Print the listing below in its entirety, character for character.

Collection entries
.....
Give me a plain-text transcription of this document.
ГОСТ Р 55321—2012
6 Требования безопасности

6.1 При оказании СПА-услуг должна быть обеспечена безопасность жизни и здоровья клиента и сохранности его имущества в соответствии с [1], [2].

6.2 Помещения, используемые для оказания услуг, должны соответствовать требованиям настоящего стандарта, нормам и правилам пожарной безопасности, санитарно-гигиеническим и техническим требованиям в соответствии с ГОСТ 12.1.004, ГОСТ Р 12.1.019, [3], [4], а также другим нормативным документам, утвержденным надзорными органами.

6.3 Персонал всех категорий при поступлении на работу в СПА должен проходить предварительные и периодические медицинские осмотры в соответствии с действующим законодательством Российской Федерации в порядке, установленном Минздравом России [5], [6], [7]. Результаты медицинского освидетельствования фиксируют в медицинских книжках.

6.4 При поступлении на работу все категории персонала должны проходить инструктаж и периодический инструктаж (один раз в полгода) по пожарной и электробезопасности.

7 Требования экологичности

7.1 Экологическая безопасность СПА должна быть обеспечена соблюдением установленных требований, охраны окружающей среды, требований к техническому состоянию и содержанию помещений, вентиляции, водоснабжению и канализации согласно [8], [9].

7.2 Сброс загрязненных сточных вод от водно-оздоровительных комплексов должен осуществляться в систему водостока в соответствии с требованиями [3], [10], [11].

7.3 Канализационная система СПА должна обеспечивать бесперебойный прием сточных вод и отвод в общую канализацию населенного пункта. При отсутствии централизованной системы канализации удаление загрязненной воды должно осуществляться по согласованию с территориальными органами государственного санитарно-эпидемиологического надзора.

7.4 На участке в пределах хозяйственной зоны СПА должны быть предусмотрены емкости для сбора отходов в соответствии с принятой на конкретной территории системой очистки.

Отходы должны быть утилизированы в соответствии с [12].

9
.....
- [WRITTEN ANSWER]
Give me a plain-text transcription of this document.
ГОСТ Р 55321—2012
6 Требования безопасности

6.1 При оказании СПА-услуг должна быть обеспечена безопасность жизни и здоровья клиента и сохранности его имущества в соответствии с [1], [2].

6.2 Помещения, используемые для оказания услуг, должны соответствовать требованиям настоящего стандарта, нормам и правилам пожарной безопасности, санитарно-гигиеническим и техническим требованиям в соответствии с ГОСТ 12.1.004, ГОСТ Р 12.1.019, [3], [4], а также другим нормативным документам, утвержденным надзорными органами.

6.3 Персонал всех категорий при поступлении на работу в СПА должен проходить предварительные и периодические медицинские осмотры в соответствии с действующим законодательством Российской Федерации в порядке, установленном Минздравом России [5], [6], [7]. Результаты медицинского освидетельствования фиксируют в медицинских книжках.

6.4 При поступлении на работу все категории персонала должны проходить инструктаж и периодический инструктаж (один раз в полгода) по пожарной и электробезопасности.

7 Требования экологичности

7.1 Экологическая безопасность СПА должна быть обеспечена соблюдением установленных требований, охраны окружающей среды, требований к техническому состоянию и содержанию помещений, вентиляции, водоснабжению и канализации согласно [8], [9].

7.2 Сброс загрязненных сточных вод от водно-оздоровительных комплексов должен осуществляться в систему водостока в соответствии с требованиями [3], [10], [11].

7.3 Канализационная система СПА должна обеспечивать бесперебойный прием сточных вод и отвод в общую канализацию населенного пункта. При отсутствии централизованной системы канализации удаление загрязненной воды должно осуществляться по согласованию с территориальными органами государственного санитарно-эпидемиологического надзора.

7.4 На участке в пределах хозяйственной зоны СПА должны быть предусмотрены емкости для сбора отходов в соответствии с принятой на конкретной территории системой очистки.

Отходы должны быть утилизированы в соответствии с [12].

9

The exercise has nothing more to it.